## EXERCISE OBJECTIVE
Report how many lines of the entries below contain the word "this", and nothing more.

(Collected data)
——
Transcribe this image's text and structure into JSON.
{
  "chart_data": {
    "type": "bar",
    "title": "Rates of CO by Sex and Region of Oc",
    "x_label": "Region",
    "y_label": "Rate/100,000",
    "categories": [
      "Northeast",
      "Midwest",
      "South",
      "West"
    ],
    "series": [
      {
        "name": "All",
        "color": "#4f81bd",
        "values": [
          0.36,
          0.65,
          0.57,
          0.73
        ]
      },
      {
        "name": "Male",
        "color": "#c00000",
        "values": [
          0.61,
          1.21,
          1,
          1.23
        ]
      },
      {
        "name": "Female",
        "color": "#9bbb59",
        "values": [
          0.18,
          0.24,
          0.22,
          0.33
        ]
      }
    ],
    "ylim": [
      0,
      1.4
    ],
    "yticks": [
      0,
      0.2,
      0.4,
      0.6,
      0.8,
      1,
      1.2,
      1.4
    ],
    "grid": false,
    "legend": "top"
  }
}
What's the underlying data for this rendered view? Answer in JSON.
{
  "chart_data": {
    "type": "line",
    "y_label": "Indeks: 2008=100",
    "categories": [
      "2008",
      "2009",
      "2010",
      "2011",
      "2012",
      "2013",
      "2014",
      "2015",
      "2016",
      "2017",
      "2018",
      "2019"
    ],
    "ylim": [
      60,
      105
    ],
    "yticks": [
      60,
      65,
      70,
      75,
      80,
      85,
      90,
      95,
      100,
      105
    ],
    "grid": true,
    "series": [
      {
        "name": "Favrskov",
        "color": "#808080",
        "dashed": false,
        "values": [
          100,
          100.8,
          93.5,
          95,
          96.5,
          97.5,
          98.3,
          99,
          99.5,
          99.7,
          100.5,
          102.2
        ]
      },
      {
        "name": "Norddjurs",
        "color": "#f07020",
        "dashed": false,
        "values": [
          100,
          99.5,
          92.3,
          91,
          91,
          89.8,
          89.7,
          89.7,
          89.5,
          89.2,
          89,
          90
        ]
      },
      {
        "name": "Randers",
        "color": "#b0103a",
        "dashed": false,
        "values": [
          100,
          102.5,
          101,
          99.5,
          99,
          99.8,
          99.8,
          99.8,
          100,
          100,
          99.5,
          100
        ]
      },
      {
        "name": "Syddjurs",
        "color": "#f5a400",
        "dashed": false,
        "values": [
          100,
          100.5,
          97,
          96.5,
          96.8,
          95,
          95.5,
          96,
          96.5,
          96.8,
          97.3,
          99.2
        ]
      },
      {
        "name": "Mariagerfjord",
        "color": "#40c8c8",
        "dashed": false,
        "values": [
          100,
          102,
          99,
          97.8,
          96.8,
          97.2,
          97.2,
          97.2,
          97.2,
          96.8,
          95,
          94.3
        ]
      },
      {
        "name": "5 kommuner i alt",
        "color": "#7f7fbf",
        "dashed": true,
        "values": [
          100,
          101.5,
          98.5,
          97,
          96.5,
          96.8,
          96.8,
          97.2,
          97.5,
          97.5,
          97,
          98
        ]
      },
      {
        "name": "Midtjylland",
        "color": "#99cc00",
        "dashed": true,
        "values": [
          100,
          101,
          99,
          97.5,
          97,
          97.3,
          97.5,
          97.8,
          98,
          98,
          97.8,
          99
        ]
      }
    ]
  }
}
——
## SOLVED EXERCISE
2